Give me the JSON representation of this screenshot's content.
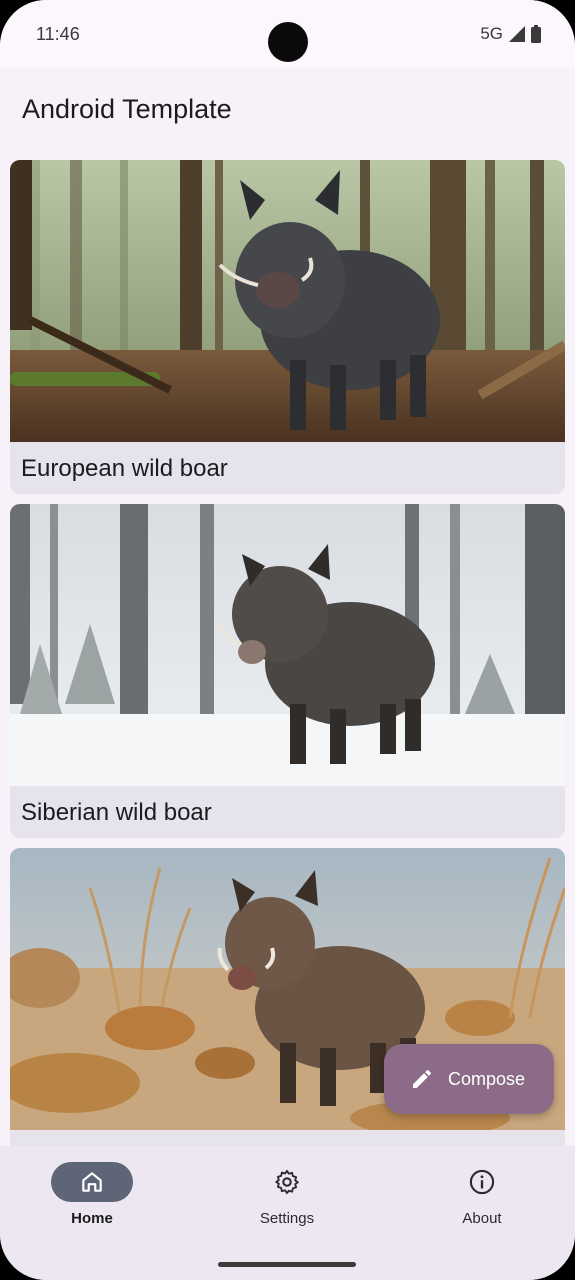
{
  "status_bar": {
    "time": "11:46",
    "network": "5G"
  },
  "app_bar": {
    "title": "Android Template"
  },
  "list": {
    "items": [
      {
        "label": "European wild boar",
        "image": "boar-forest-image"
      },
      {
        "label": "Siberian wild boar",
        "image": "boar-snow-image"
      },
      {
        "label": "",
        "image": "boar-steppe-image"
      }
    ]
  },
  "fab": {
    "label": "Compose",
    "icon": "pencil-icon"
  },
  "nav": {
    "items": [
      {
        "label": "Home",
        "icon": "home-icon",
        "selected": true
      },
      {
        "label": "Settings",
        "icon": "gear-icon",
        "selected": false
      },
      {
        "label": "About",
        "icon": "info-icon",
        "selected": false
      }
    ]
  },
  "colors": {
    "surface": "#f7f2fa",
    "card": "#e6e3ec",
    "fab": "#8b6b88",
    "nav_indicator": "#5e6577"
  }
}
· · ·
WHAT IS BEING ASKED ->
Read the lines above. Gather those in which the string "image" is found.

ANSWER TO THIS PROBLEM ->
        "image": "boar-forest-image"
        "image": "boar-snow-image"
        "image": "boar-steppe-image"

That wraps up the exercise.